*Records to use*:
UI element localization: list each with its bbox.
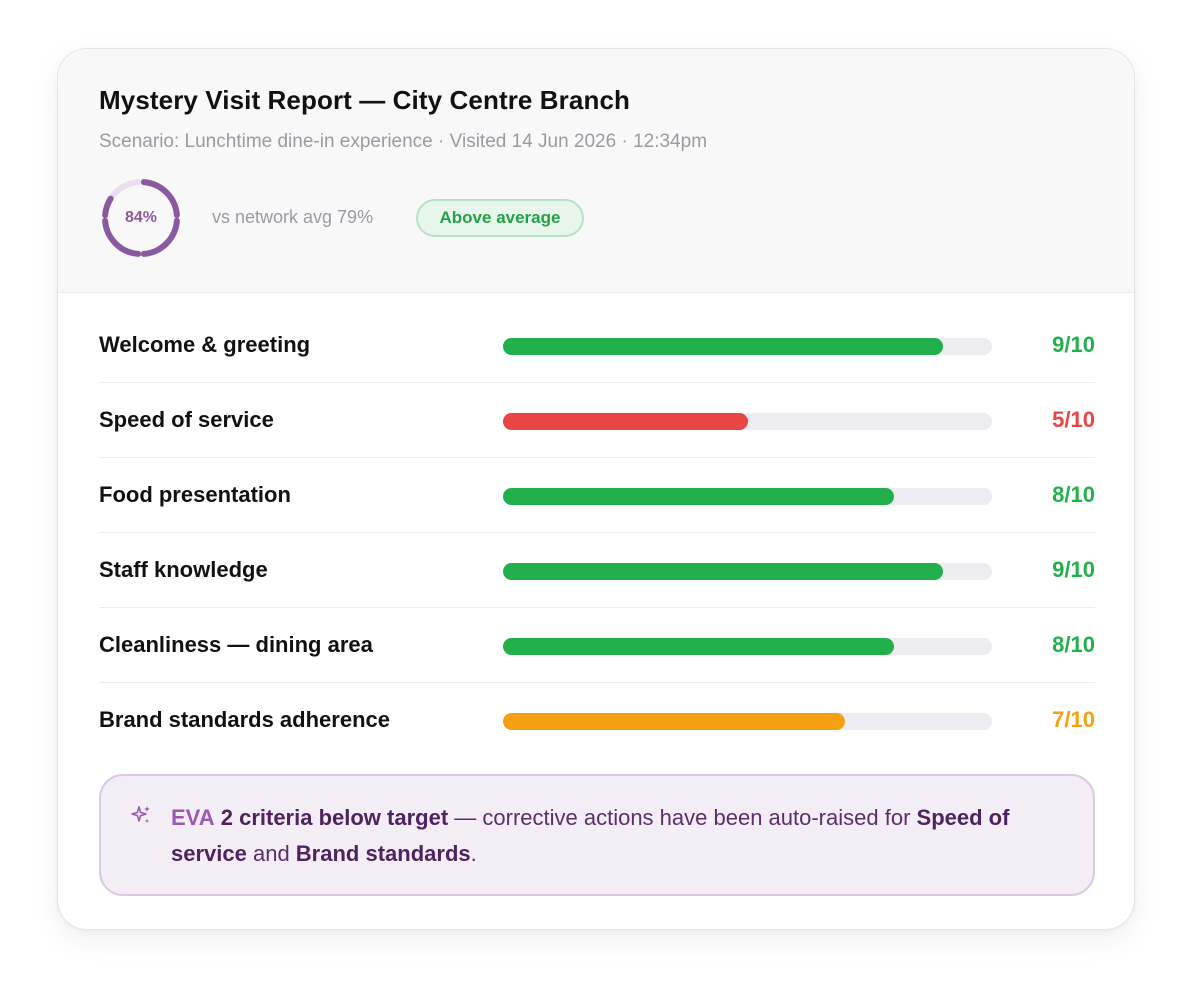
criteria-row: Speed of service 5/10 — [99, 383, 1095, 458]
criteria-label: Staff knowledge — [99, 557, 268, 582]
criteria-label: Food presentation — [99, 482, 291, 507]
criteria-label: Cleanliness — dining area — [99, 632, 373, 657]
overall-score-value: 84% — [124, 209, 158, 226]
criteria-score: 7/10 — [1052, 707, 1095, 732]
eva-callout: EVA 2 criteria below target — corrective… — [99, 774, 1095, 896]
criteria-label: Welcome & greeting — [99, 332, 311, 357]
overall-score-ring: 84% — [100, 177, 182, 259]
callout-headline: 2 criteria below target — [220, 805, 449, 830]
score-bar-track — [503, 563, 992, 580]
score-bar-fill — [503, 713, 846, 730]
score-bar-track — [503, 713, 992, 730]
criteria-score: 9/10 — [1052, 557, 1095, 582]
criteria-score: 5/10 — [1052, 407, 1095, 432]
criteria-list: Welcome & greeting 9/10 Speed of service 5/… — [99, 308, 1095, 758]
visit-subtitle: Scenario: Lunchtime dine-in experience ·… — [99, 131, 708, 152]
network-comparison: vs network avg 79% — [212, 207, 374, 227]
score-bar-track — [503, 488, 992, 505]
criteria-score: 8/10 — [1052, 632, 1095, 657]
criteria-label: Brand standards adherence — [99, 707, 390, 732]
callout-text-1: — corrective actions have been auto-rais… — [448, 805, 917, 830]
criteria-row: Cleanliness — dining area 8/10 — [99, 608, 1095, 683]
score-bar-fill — [503, 413, 748, 430]
sparkle-icon — [131, 806, 150, 823]
status-badge: Above average — [416, 199, 584, 237]
report-header: Mystery Visit Report — City Centre Branc… — [58, 49, 1134, 293]
page-title: Mystery Visit Report — City Centre Branc… — [99, 85, 630, 115]
score-bar-track — [503, 338, 992, 355]
report-card: Mystery Visit Report — City Centre Branc… — [57, 48, 1135, 930]
score-bar-fill — [503, 638, 895, 655]
score-bar-fill — [503, 488, 895, 505]
score-bar-track — [503, 413, 992, 430]
score-bar-track — [503, 638, 992, 655]
criteria-score: 8/10 — [1052, 482, 1095, 507]
score-bar-fill — [503, 338, 944, 355]
criteria-row: Brand standards adherence 7/10 — [99, 683, 1095, 758]
callout-message: EVA 2 criteria below target — corrective… — [171, 800, 1051, 872]
criteria-row: Welcome & greeting 9/10 — [99, 308, 1095, 383]
criteria-row: Food presentation 8/10 — [99, 458, 1095, 533]
callout-text-3: . — [470, 841, 477, 866]
criteria-row: Staff knowledge 9/10 — [99, 533, 1095, 608]
callout-text-2: and — [246, 841, 296, 866]
criteria-label: Speed of service — [99, 407, 274, 432]
score-bar-fill — [503, 563, 944, 580]
criteria-score: 9/10 — [1052, 332, 1095, 357]
eva-label: EVA — [171, 805, 215, 830]
callout-item-brand: Brand standards — [295, 841, 471, 866]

*Aim of the exercise*: Repeat all of the lines above word for word, leaving out the pictures.

*Written reply*:
UI element localization: list each with its bbox.
criteria-row: Speed of service 5/10 — [99, 383, 1095, 458]
criteria-label: Staff knowledge — [99, 557, 268, 582]
criteria-label: Food presentation — [99, 482, 291, 507]
criteria-label: Cleanliness — dining area — [99, 632, 373, 657]
overall-score-value: 84% — [124, 209, 158, 226]
criteria-score: 7/10 — [1052, 707, 1095, 732]
eva-callout: EVA 2 criteria below target — corrective… — [99, 774, 1095, 896]
criteria-label: Welcome & greeting — [99, 332, 311, 357]
overall-score-ring: 84% — [100, 177, 182, 259]
callout-headline: 2 criteria below target — [220, 805, 449, 830]
score-bar-track — [503, 563, 992, 580]
score-bar-fill — [503, 713, 846, 730]
score-bar-track — [503, 713, 992, 730]
criteria-score: 9/10 — [1052, 557, 1095, 582]
criteria-score: 5/10 — [1052, 407, 1095, 432]
criteria-list: Welcome & greeting 9/10 Speed of service 5/… — [99, 308, 1095, 758]
visit-subtitle: Scenario: Lunchtime dine-in experience ·… — [99, 131, 708, 152]
network-comparison: vs network avg 79% — [212, 207, 374, 227]
score-bar-track — [503, 488, 992, 505]
criteria-score: 8/10 — [1052, 632, 1095, 657]
criteria-label: Brand standards adherence — [99, 707, 390, 732]
callout-text-1: — corrective actions have been auto-rais… — [448, 805, 917, 830]
criteria-row: Cleanliness — dining area 8/10 — [99, 608, 1095, 683]
score-bar-fill — [503, 413, 748, 430]
sparkle-icon — [131, 806, 150, 823]
status-badge: Above average — [416, 199, 584, 237]
report-header: Mystery Visit Report — City Centre Branc… — [58, 49, 1134, 293]
page-title: Mystery Visit Report — City Centre Branc… — [99, 85, 630, 115]
score-bar-track — [503, 338, 992, 355]
report-card: Mystery Visit Report — City Centre Branc… — [57, 48, 1135, 930]
score-bar-fill — [503, 638, 895, 655]
score-bar-fill — [503, 488, 895, 505]
score-bar-track — [503, 413, 992, 430]
score-bar-track — [503, 638, 992, 655]
criteria-score: 8/10 — [1052, 482, 1095, 507]
score-bar-fill — [503, 338, 944, 355]
criteria-row: Brand standards adherence 7/10 — [99, 683, 1095, 758]
callout-message: EVA 2 criteria below target — corrective… — [171, 800, 1051, 872]
criteria-row: Welcome & greeting 9/10 — [99, 308, 1095, 383]
criteria-row: Food presentation 8/10 — [99, 458, 1095, 533]
callout-text-3: . — [470, 841, 477, 866]
criteria-row: Staff knowledge 9/10 — [99, 533, 1095, 608]
callout-text-2: and — [246, 841, 296, 866]
criteria-label: Speed of service — [99, 407, 274, 432]
score-bar-fill — [503, 563, 944, 580]
criteria-score: 9/10 — [1052, 332, 1095, 357]
eva-label: EVA — [171, 805, 215, 830]
callout-item-brand: Brand standards — [295, 841, 471, 866]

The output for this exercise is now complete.